(Material supplied)
————

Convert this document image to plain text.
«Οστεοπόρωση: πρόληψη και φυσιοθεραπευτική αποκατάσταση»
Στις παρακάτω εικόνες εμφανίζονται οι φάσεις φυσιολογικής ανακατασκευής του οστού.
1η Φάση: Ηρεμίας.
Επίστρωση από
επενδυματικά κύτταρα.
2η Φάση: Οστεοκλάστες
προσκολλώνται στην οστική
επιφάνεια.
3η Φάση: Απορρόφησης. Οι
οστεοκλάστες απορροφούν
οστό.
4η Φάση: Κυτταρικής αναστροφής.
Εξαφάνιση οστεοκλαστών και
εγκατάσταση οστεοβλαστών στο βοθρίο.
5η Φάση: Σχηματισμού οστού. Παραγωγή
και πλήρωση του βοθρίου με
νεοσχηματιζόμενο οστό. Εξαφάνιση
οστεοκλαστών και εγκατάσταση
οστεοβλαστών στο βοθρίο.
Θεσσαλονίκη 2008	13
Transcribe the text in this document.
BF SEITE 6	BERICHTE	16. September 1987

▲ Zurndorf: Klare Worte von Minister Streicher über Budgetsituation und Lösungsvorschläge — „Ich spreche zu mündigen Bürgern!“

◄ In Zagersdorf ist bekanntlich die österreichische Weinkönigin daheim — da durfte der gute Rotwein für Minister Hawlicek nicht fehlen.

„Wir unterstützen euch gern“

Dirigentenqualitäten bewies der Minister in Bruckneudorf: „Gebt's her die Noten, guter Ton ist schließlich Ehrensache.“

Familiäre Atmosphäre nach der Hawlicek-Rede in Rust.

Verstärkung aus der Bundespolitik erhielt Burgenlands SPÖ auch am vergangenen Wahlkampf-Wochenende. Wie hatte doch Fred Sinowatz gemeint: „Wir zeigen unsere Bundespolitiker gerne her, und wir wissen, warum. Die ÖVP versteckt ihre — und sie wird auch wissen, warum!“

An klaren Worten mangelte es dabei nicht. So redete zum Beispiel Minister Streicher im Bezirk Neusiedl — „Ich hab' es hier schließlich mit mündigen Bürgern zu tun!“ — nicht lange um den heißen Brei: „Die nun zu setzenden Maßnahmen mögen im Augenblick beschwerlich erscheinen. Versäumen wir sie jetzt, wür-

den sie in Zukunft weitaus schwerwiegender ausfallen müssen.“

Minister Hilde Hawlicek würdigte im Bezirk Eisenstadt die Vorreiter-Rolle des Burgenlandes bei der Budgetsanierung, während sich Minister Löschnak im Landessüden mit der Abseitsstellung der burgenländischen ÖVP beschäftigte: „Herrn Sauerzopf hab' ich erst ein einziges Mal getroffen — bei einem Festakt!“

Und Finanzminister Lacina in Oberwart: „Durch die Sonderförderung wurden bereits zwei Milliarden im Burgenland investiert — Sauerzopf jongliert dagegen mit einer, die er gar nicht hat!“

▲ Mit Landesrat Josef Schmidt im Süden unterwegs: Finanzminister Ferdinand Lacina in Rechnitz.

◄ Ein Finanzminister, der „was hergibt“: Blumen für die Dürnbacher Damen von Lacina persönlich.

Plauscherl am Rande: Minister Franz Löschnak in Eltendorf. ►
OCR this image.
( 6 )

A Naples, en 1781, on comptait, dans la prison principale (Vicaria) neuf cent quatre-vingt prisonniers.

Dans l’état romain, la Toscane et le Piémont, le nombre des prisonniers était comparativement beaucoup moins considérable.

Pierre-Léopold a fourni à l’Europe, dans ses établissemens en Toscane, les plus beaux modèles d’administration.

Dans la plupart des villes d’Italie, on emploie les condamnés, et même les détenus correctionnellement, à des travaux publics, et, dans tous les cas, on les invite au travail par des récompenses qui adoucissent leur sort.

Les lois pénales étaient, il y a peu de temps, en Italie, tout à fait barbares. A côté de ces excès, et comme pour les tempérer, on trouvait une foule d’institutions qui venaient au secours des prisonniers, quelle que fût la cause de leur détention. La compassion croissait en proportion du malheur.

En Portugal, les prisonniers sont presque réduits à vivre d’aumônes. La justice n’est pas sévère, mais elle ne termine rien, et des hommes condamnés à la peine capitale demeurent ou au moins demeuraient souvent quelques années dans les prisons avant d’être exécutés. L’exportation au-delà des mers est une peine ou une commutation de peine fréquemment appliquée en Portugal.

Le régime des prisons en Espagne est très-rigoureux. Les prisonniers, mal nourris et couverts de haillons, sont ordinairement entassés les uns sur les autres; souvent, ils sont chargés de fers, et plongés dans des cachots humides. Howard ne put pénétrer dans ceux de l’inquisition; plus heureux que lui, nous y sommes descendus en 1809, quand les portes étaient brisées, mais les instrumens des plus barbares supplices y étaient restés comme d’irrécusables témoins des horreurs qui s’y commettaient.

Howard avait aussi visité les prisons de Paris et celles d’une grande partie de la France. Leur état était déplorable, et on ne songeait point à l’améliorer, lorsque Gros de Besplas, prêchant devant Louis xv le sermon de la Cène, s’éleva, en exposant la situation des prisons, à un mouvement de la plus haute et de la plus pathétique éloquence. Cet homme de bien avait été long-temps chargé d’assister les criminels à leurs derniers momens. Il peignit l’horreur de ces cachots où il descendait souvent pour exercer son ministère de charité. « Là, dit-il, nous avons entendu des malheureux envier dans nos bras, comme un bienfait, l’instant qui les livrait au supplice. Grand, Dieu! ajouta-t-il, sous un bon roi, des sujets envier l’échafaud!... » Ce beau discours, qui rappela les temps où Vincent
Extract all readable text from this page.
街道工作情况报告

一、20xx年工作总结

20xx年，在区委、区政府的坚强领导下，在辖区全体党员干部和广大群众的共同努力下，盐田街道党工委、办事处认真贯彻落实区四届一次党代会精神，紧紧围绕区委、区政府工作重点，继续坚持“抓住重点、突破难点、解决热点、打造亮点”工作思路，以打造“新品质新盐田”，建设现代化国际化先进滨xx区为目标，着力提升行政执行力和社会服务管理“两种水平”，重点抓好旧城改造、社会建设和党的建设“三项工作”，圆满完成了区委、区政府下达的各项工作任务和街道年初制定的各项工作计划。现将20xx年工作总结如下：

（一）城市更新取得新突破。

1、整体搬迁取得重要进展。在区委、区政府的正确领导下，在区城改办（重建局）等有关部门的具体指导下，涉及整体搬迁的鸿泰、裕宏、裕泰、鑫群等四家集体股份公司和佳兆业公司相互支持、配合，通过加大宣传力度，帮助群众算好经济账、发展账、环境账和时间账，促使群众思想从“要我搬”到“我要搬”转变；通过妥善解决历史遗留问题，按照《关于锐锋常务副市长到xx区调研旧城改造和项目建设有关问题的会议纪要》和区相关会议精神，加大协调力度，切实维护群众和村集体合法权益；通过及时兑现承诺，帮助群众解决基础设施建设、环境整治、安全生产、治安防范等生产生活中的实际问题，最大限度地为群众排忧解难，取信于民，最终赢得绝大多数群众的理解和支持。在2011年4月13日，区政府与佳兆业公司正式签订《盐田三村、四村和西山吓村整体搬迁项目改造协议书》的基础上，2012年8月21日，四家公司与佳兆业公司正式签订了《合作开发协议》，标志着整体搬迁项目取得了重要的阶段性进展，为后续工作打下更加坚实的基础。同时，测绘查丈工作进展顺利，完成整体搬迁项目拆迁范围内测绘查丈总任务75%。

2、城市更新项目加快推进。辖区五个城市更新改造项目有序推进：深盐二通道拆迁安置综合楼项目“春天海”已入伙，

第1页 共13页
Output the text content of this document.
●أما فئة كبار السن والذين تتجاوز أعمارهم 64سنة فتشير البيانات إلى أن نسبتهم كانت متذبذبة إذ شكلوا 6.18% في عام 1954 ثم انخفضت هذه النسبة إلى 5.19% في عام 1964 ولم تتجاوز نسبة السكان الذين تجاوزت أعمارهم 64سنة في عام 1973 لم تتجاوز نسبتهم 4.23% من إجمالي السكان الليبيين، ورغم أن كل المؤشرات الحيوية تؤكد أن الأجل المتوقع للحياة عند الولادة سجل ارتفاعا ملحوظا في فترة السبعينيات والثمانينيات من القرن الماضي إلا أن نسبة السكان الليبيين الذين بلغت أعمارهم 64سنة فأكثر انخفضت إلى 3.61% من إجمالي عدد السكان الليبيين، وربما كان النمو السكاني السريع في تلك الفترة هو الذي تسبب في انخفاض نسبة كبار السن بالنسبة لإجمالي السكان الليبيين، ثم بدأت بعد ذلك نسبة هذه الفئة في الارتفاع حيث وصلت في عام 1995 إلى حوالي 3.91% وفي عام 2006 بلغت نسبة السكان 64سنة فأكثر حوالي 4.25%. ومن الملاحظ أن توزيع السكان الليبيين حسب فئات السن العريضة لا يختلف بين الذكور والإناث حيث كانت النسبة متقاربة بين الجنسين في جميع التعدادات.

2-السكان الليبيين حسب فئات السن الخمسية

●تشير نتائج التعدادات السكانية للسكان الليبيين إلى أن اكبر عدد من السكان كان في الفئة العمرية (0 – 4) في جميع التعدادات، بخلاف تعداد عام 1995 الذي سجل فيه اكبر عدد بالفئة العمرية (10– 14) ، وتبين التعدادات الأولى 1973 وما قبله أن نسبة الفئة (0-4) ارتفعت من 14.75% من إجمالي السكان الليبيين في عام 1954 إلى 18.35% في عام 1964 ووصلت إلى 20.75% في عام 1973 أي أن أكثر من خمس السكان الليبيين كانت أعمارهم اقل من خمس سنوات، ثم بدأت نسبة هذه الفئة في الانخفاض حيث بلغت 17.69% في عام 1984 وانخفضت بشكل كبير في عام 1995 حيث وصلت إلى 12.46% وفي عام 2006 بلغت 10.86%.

————

(What you will do) Go through the listing above and pull out each line containing the word "Löschnak".

(Reply to the task)
Minister Hilde Hawlicek würdigte im Bezirk Eisenstadt die Vorreiter-Rolle des Burgenlandes bei der Budgetsanierung, während sich Minister Löschnak im Landessüden mit der Abseitsstellung der burgenländischen ÖVP beschäftigte: „Herrn Sauerzopf hab' ich erst ein einziges Mal getroffen — bei einem Festakt!“
Plauscherl am Rande: Minister Franz Löschnak in Eltendorf. ►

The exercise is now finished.